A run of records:
** START **

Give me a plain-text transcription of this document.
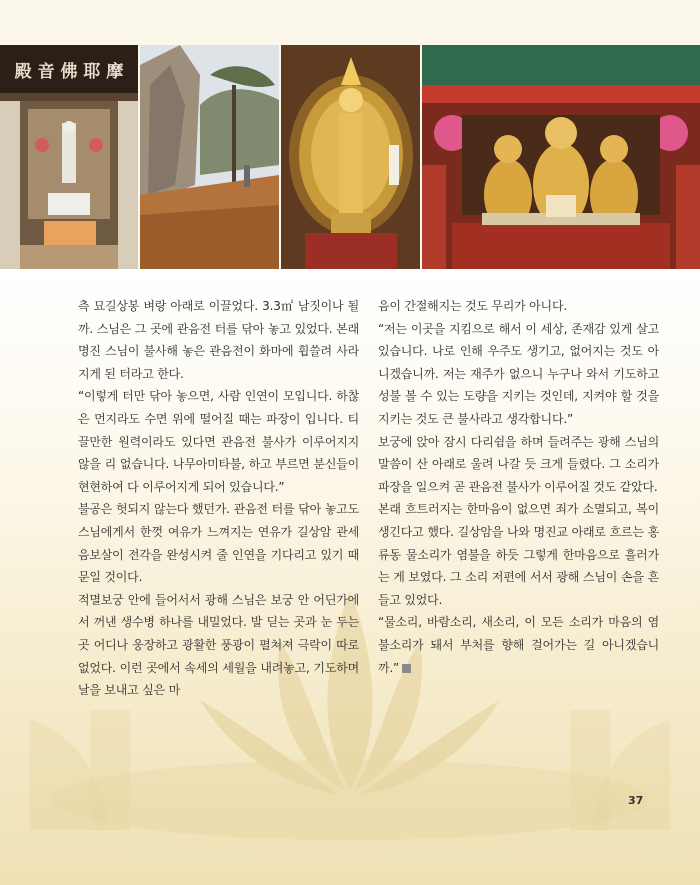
殿 音 佛 耶 摩

측 묘길상봉 벼랑 아래로 이끌었다. 3.3㎡ 남짓이나 될까. 스님은 그 곳에 관음전 터를 닦아 놓고 있었다. 본래 명진 스님이 불사해 놓은 관음전이 화마에 휩쓸려 사라지게 된 터라고 한다.

“이렇게 터만 닦아 놓으면, 사람 인연이 모입니다. 하찮은 먼지라도 수면 위에 떨어질 때는 파장이 입니다. 티끌만한 원력이라도 있다면 관음전 불사가 이루어지지 않을 리 없습니다. 나무아미타불, 하고 부르면 분신들이 현현하여 다 이루어지게 되어 있습니다.”

불공은 헛되지 않는다 했던가. 관음전 터를 닦아 놓고도 스님에게서 한껏 여유가 느껴지는 연유가 길상암 관세음보살이 전각을 완성시켜 줄 인연을 기다리고 있기 때문일 것이다.

적멸보궁 안에 들어서서 광해 스님은 보궁 안 어딘가에서 꺼낸 생수병 하나를 내밀었다. 발 딛는 곳과 눈 두는 곳 어디나 웅장하고 광활한 풍광이 펼쳐져 극락이 따로 없었다. 이런 곳에서 속세의 세월을 내려놓고, 기도하며 날을 보내고 싶은 마

음이 간절해지는 것도 무리가 아니다.

“저는 이곳을 지킴으로 해서 이 세상, 존재감 있게 살고 있습니다. 나로 인해 우주도 생기고, 없어지는 것도 아니겠습니까. 저는 재주가 없으니 누구나 와서 기도하고 성불 볼 수 있는 도량을 지키는 것인데, 지켜야 할 것을 지키는 것도 큰 불사라고 생각합니다.”

보궁에 앉아 잠시 다리쉼을 하며 들려주는 광해 스님의 말씀이 산 아래로 울려 나갈 듯 크게 들렸다. 그 소리가 파장을 일으켜 곧 관음전 불사가 이루어질 것도 같았다.

본래 흐트러지는 한마음이 없으면 죄가 소멸되고, 복이 생긴다고 했다. 길상암을 나와 명진교 아래로 흐르는 홍류동 물소리가 염불을 하듯 그렇게 한마음으로 흘러가는 게 보였다. 그 소리 저편에 서서 광해 스님이 손을 흔들고 있었다.

“물소리, 바람소리, 새소리, 이 모든 소리가 마음의 염불소리가 돼서 부처를 향해 걸어가는 길 아니겠습니까.”

37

** END **

Go through the records and pull out each line that includes the word "아니겠습니까".

“저는 이곳을 지킴으로 해서 이 세상, 존재감 있게 살고 있습니다. 나로 인해 우주도 생기고, 없어지는 것도 아니겠습니까. 저는 재주가 없으니 누구나 와서 기도하고 성불 볼 수 있는 도량을 지키는 것인데, 지켜야 할 것을 지키는 것도 큰 불사라고 생각합니다.”
“물소리, 바람소리, 새소리, 이 모든 소리가 마음의 염불소리가 돼서 부처를 향해 걸어가는 길 아니겠습니까.”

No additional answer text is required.